▶ Dataset items
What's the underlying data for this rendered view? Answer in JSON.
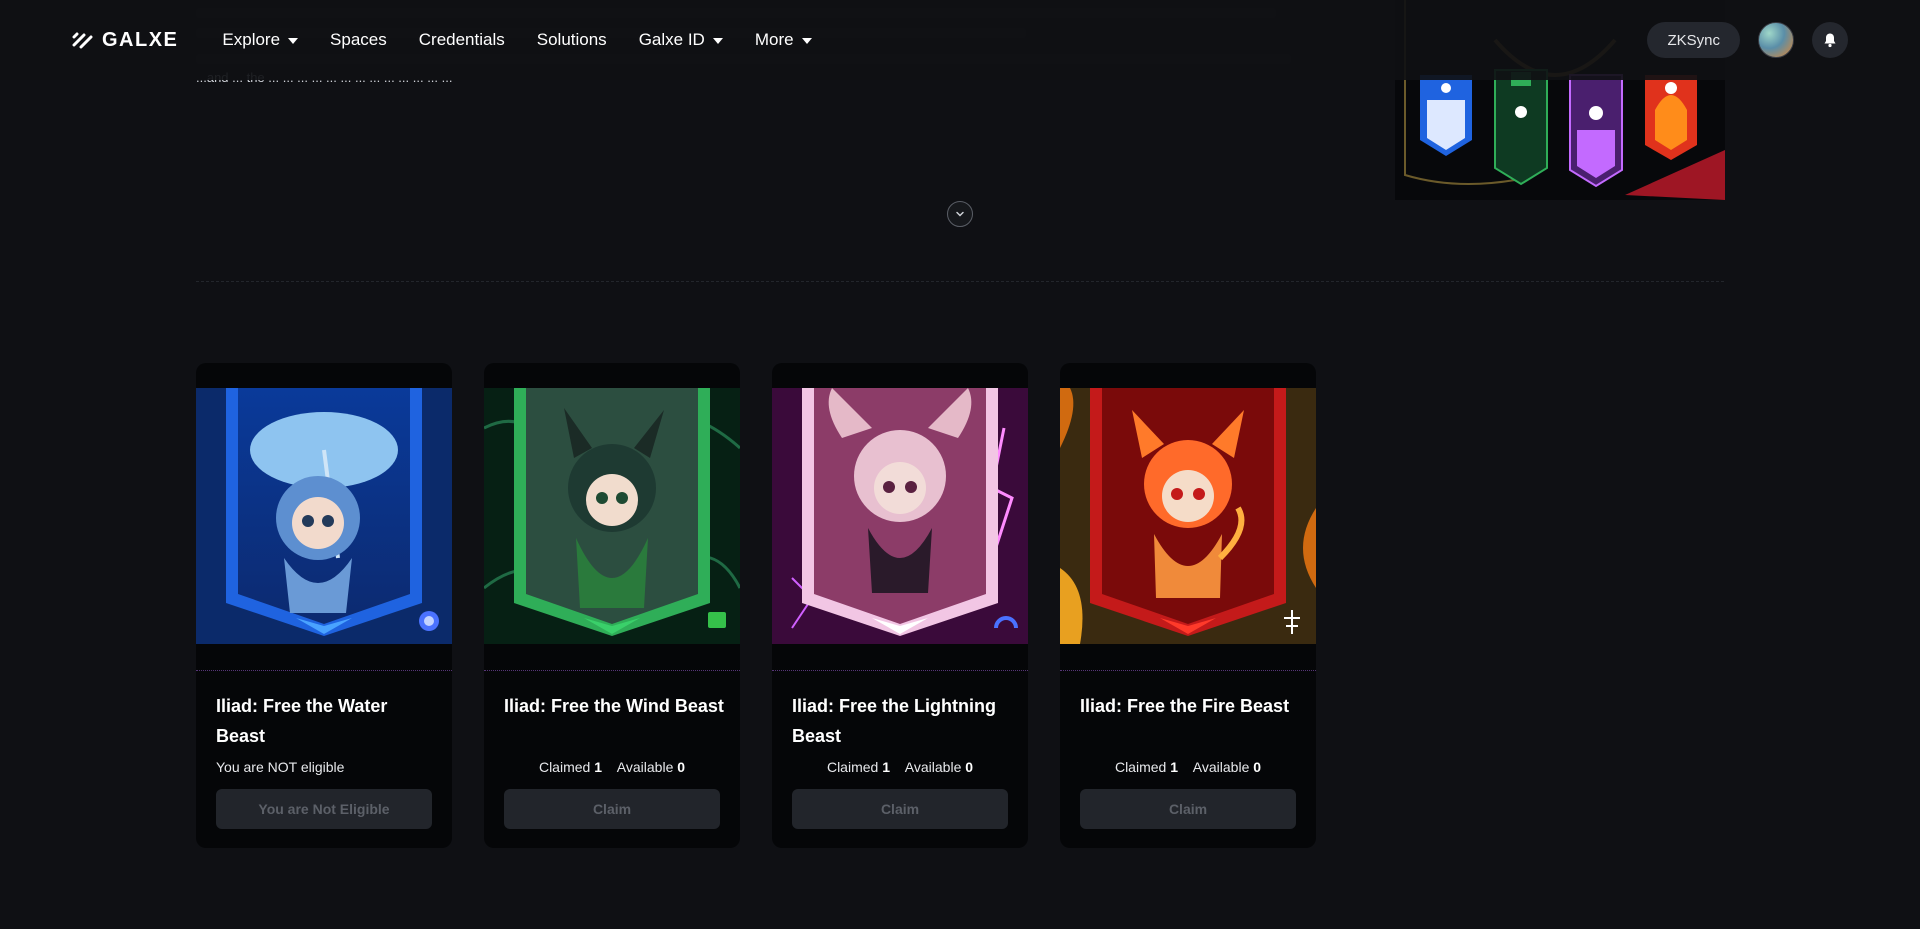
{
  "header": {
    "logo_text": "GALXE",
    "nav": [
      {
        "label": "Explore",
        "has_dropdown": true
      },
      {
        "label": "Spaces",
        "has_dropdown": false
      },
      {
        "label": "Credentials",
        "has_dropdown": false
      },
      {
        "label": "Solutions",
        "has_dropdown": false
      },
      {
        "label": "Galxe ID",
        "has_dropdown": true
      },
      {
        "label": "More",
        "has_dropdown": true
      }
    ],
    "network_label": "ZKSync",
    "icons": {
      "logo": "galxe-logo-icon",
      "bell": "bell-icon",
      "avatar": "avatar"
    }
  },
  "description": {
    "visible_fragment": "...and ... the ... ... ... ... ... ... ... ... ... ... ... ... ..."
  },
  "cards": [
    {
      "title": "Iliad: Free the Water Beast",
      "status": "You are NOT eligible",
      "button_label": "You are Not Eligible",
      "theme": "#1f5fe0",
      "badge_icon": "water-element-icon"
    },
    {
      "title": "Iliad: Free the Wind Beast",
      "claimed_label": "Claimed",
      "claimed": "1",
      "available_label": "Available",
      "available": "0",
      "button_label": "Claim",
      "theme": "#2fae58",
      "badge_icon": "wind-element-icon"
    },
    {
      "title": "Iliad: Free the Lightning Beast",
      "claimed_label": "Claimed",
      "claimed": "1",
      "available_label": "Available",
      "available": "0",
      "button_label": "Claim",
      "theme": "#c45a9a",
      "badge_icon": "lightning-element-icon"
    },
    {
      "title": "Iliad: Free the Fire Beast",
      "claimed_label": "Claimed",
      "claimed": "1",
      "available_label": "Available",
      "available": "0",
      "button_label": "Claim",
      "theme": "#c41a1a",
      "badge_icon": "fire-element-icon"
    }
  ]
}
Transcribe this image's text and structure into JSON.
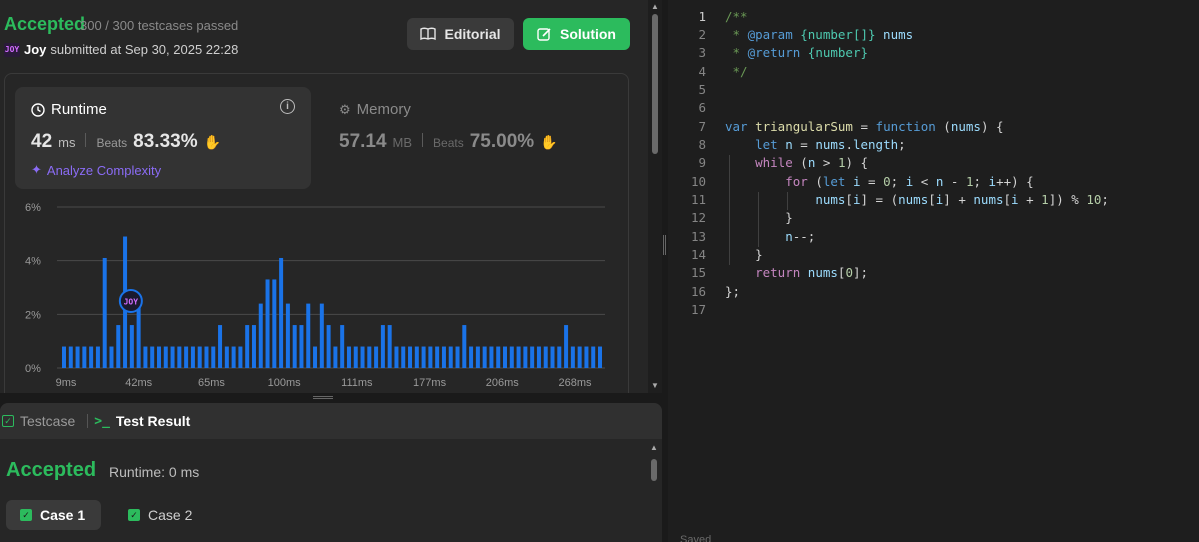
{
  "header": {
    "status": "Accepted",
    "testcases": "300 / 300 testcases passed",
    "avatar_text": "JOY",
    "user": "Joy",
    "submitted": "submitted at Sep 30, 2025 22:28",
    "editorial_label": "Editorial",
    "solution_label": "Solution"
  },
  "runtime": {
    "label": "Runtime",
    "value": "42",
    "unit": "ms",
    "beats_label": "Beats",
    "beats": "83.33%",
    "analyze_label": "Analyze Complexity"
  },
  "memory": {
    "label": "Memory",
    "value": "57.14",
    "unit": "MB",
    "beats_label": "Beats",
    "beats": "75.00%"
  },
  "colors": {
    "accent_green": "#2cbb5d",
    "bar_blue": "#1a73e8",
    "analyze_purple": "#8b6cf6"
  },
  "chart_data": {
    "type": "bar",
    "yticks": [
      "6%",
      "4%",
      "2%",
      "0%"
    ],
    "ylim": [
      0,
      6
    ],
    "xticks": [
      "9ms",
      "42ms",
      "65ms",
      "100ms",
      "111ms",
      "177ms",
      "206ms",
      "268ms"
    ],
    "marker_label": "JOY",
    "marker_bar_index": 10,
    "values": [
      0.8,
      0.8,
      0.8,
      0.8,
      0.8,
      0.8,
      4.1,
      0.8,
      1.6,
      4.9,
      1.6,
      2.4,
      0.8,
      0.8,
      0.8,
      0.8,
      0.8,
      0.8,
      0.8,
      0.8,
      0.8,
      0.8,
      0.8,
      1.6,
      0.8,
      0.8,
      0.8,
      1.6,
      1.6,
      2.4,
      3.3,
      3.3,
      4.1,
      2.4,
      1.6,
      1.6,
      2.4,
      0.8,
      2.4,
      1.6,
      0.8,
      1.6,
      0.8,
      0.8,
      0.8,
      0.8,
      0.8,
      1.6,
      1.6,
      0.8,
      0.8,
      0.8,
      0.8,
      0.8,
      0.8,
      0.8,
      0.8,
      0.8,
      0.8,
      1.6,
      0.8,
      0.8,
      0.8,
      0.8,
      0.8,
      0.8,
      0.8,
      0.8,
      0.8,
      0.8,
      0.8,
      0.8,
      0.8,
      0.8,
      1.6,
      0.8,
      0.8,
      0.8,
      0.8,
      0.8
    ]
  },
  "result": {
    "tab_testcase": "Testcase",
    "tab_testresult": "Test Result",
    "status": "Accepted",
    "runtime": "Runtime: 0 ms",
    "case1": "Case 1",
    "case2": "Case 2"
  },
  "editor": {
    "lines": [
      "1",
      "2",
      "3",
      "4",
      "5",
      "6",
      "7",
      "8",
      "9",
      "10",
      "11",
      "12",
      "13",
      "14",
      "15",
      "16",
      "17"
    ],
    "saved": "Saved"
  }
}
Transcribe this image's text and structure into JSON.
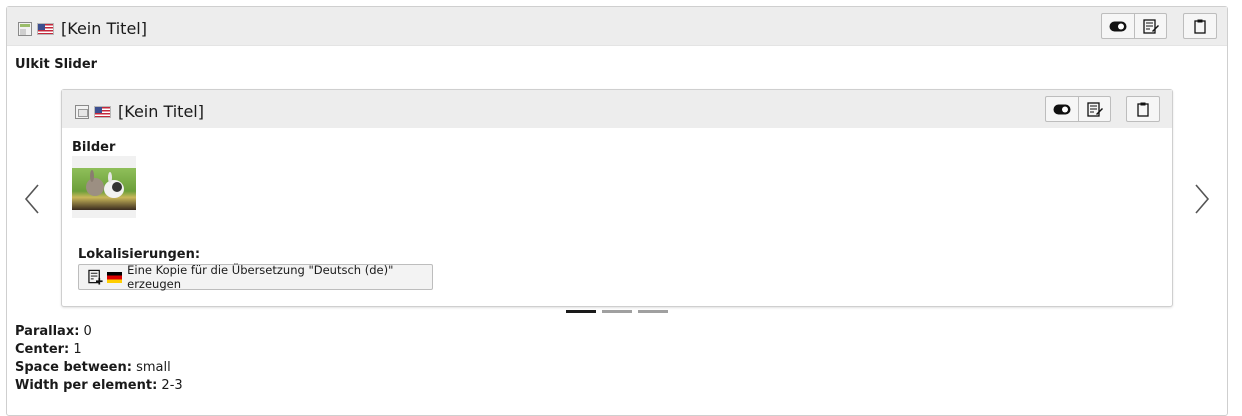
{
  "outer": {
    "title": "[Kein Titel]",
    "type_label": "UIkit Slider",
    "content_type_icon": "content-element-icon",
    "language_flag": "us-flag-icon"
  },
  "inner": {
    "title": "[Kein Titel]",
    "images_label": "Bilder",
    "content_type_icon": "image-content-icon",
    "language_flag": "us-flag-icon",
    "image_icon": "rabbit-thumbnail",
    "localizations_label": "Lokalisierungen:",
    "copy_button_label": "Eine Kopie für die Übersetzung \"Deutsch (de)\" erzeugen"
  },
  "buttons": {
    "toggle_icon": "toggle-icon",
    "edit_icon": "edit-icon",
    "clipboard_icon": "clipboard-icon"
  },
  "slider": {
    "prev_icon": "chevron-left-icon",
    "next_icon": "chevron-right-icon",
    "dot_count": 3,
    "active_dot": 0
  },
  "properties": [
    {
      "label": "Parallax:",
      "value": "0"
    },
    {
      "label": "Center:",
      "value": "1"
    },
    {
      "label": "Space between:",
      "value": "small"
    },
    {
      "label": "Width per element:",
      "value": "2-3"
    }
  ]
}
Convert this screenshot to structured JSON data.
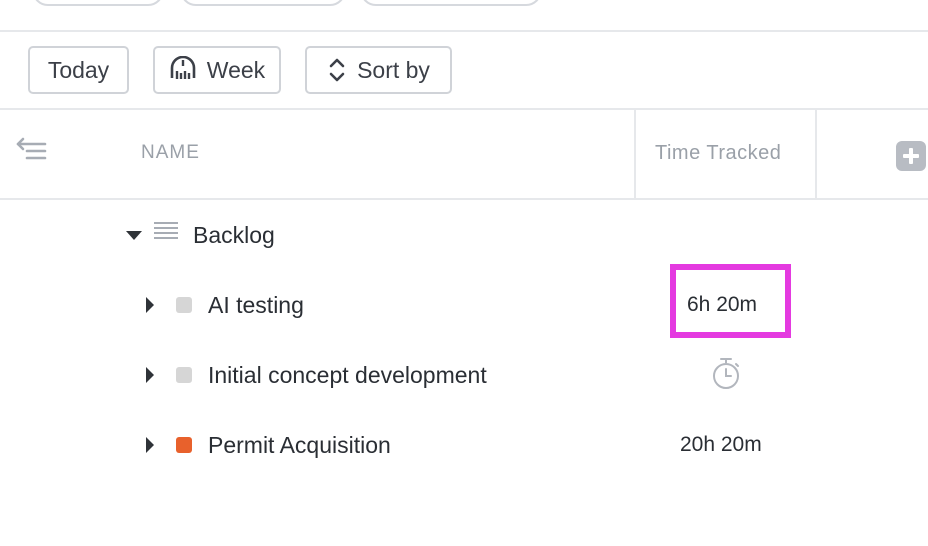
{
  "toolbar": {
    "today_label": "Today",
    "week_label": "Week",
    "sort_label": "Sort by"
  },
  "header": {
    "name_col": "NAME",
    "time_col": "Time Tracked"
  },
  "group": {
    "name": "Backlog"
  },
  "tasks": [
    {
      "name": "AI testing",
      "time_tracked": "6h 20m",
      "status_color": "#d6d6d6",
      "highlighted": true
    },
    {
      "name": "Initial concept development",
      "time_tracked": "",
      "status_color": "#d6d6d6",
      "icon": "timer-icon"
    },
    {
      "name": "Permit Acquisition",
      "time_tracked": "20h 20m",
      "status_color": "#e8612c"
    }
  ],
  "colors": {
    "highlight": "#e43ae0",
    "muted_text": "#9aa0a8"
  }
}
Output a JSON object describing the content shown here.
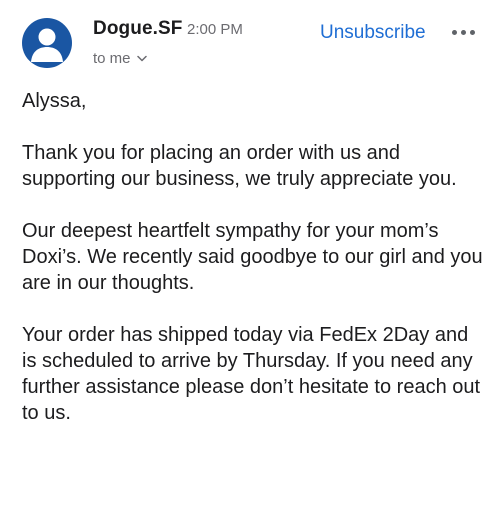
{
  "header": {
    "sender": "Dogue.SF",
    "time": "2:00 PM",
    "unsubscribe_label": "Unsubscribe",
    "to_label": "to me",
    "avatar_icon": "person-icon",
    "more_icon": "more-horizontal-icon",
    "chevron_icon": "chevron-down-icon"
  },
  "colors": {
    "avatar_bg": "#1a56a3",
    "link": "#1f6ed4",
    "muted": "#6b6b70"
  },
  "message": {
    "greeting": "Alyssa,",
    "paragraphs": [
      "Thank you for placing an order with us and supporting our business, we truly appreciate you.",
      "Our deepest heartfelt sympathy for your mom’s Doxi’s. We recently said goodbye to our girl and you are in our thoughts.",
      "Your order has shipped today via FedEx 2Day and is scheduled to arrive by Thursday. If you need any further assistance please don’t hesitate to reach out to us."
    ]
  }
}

▶ YOUR INSTRUCTIONS
Make a verbatim copy of all the entries and strip out the pictures.

▶ CORRECT RESULT
What's the underlying data for this rendered view? Answer in JSON.
{
  "header": {
    "logo_text": "GALXE",
    "nav": [
      {
        "label": "Explore",
        "has_dropdown": true
      },
      {
        "label": "Spaces",
        "has_dropdown": false
      },
      {
        "label": "Credentials",
        "has_dropdown": false
      },
      {
        "label": "Solutions",
        "has_dropdown": false
      },
      {
        "label": "Galxe ID",
        "has_dropdown": true
      },
      {
        "label": "More",
        "has_dropdown": true
      }
    ],
    "network_label": "ZKSync",
    "icons": {
      "logo": "galxe-logo-icon",
      "bell": "bell-icon",
      "avatar": "avatar"
    }
  },
  "description": {
    "visible_fragment": "...and ... the ... ... ... ... ... ... ... ... ... ... ... ... ..."
  },
  "cards": [
    {
      "title": "Iliad: Free the Water Beast",
      "status": "You are NOT eligible",
      "button_label": "You are Not Eligible",
      "theme": "#1f5fe0",
      "badge_icon": "water-element-icon"
    },
    {
      "title": "Iliad: Free the Wind Beast",
      "claimed_label": "Claimed",
      "claimed": "1",
      "available_label": "Available",
      "available": "0",
      "button_label": "Claim",
      "theme": "#2fae58",
      "badge_icon": "wind-element-icon"
    },
    {
      "title": "Iliad: Free the Lightning Beast",
      "claimed_label": "Claimed",
      "claimed": "1",
      "available_label": "Available",
      "available": "0",
      "button_label": "Claim",
      "theme": "#c45a9a",
      "badge_icon": "lightning-element-icon"
    },
    {
      "title": "Iliad: Free the Fire Beast",
      "claimed_label": "Claimed",
      "claimed": "1",
      "available_label": "Available",
      "available": "0",
      "button_label": "Claim",
      "theme": "#c41a1a",
      "badge_icon": "fire-element-icon"
    }
  ]
}
Transcribe this image's text and structure into JSON.
{
  "header": {
    "status": "Accepted",
    "testcases": "300 / 300 testcases passed",
    "avatar_text": "JOY",
    "user": "Joy",
    "submitted": "submitted at Sep 30, 2025 22:28",
    "editorial_label": "Editorial",
    "solution_label": "Solution"
  },
  "runtime": {
    "label": "Runtime",
    "value": "42",
    "unit": "ms",
    "beats_label": "Beats",
    "beats": "83.33%",
    "analyze_label": "Analyze Complexity"
  },
  "memory": {
    "label": "Memory",
    "value": "57.14",
    "unit": "MB",
    "beats_label": "Beats",
    "beats": "75.00%"
  },
  "colors": {
    "accent_green": "#2cbb5d",
    "bar_blue": "#1a73e8",
    "analyze_purple": "#8b6cf6"
  },
  "chart_data": {
    "type": "bar",
    "yticks": [
      "6%",
      "4%",
      "2%",
      "0%"
    ],
    "ylim": [
      0,
      6
    ],
    "xticks": [
      "9ms",
      "42ms",
      "65ms",
      "100ms",
      "111ms",
      "177ms",
      "206ms",
      "268ms"
    ],
    "marker_label": "JOY",
    "marker_bar_index": 10,
    "values": [
      0.8,
      0.8,
      0.8,
      0.8,
      0.8,
      0.8,
      4.1,
      0.8,
      1.6,
      4.9,
      1.6,
      2.4,
      0.8,
      0.8,
      0.8,
      0.8,
      0.8,
      0.8,
      0.8,
      0.8,
      0.8,
      0.8,
      0.8,
      1.6,
      0.8,
      0.8,
      0.8,
      1.6,
      1.6,
      2.4,
      3.3,
      3.3,
      4.1,
      2.4,
      1.6,
      1.6,
      2.4,
      0.8,
      2.4,
      1.6,
      0.8,
      1.6,
      0.8,
      0.8,
      0.8,
      0.8,
      0.8,
      1.6,
      1.6,
      0.8,
      0.8,
      0.8,
      0.8,
      0.8,
      0.8,
      0.8,
      0.8,
      0.8,
      0.8,
      1.6,
      0.8,
      0.8,
      0.8,
      0.8,
      0.8,
      0.8,
      0.8,
      0.8,
      0.8,
      0.8,
      0.8,
      0.8,
      0.8,
      0.8,
      1.6,
      0.8,
      0.8,
      0.8,
      0.8,
      0.8
    ]
  },
  "result": {
    "tab_testcase": "Testcase",
    "tab_testresult": "Test Result",
    "status": "Accepted",
    "runtime": "Runtime: 0 ms",
    "case1": "Case 1",
    "case2": "Case 2"
  },
  "editor": {
    "lines": [
      "1",
      "2",
      "3",
      "4",
      "5",
      "6",
      "7",
      "8",
      "9",
      "10",
      "11",
      "12",
      "13",
      "14",
      "15",
      "16",
      "17"
    ],
    "saved": "Saved"
  }
}
Transcribe this image's text and structure into JSON.
{
  "outer": {
    "title": "[Kein Titel]",
    "type_label": "UIkit Slider",
    "content_type_icon": "content-element-icon",
    "language_flag": "us-flag-icon"
  },
  "inner": {
    "title": "[Kein Titel]",
    "images_label": "Bilder",
    "content_type_icon": "image-content-icon",
    "language_flag": "us-flag-icon",
    "image_icon": "rabbit-thumbnail",
    "localizations_label": "Lokalisierungen:",
    "copy_button_label": "Eine Kopie für die Übersetzung \"Deutsch (de)\" erzeugen"
  },
  "buttons": {
    "toggle_icon": "toggle-icon",
    "edit_icon": "edit-icon",
    "clipboard_icon": "clipboard-icon"
  },
  "slider": {
    "prev_icon": "chevron-left-icon",
    "next_icon": "chevron-right-icon",
    "dot_count": 3,
    "active_dot": 0
  },
  "properties": [
    {
      "label": "Parallax:",
      "value": "0"
    },
    {
      "label": "Center:",
      "value": "1"
    },
    {
      "label": "Space between:",
      "value": "small"
    },
    {
      "label": "Width per element:",
      "value": "2-3"
    }
  ]
}
Convert this screenshot to structured JSON data.
{
  "toolbar": {
    "today_label": "Today",
    "week_label": "Week",
    "sort_label": "Sort by"
  },
  "header": {
    "name_col": "NAME",
    "time_col": "Time Tracked"
  },
  "group": {
    "name": "Backlog"
  },
  "tasks": [
    {
      "name": "AI testing",
      "time_tracked": "6h 20m",
      "status_color": "#d6d6d6",
      "highlighted": true
    },
    {
      "name": "Initial concept development",
      "time_tracked": "",
      "status_color": "#d6d6d6",
      "icon": "timer-icon"
    },
    {
      "name": "Permit Acquisition",
      "time_tracked": "20h 20m",
      "status_color": "#e8612c"
    }
  ],
  "colors": {
    "highlight": "#e43ae0",
    "muted_text": "#9aa0a8"
  }
}
Output a JSON object describing the content shown here.
{
  "header": {
    "sender": "Dogue.SF",
    "time": "2:00 PM",
    "unsubscribe_label": "Unsubscribe",
    "to_label": "to me",
    "avatar_icon": "person-icon",
    "more_icon": "more-horizontal-icon",
    "chevron_icon": "chevron-down-icon"
  },
  "colors": {
    "avatar_bg": "#1a56a3",
    "link": "#1f6ed4",
    "muted": "#6b6b70"
  },
  "message": {
    "greeting": "Alyssa,",
    "paragraphs": [
      "Thank you for placing an order with us and supporting our business, we truly appreciate you.",
      "Our deepest heartfelt sympathy for your mom’s Doxi’s. We recently said goodbye to our girl and you are in our thoughts.",
      "Your order has shipped today via FedEx 2Day and is scheduled to arrive by Thursday. If you need any further assistance please don’t hesitate to reach out to us."
    ]
  }
}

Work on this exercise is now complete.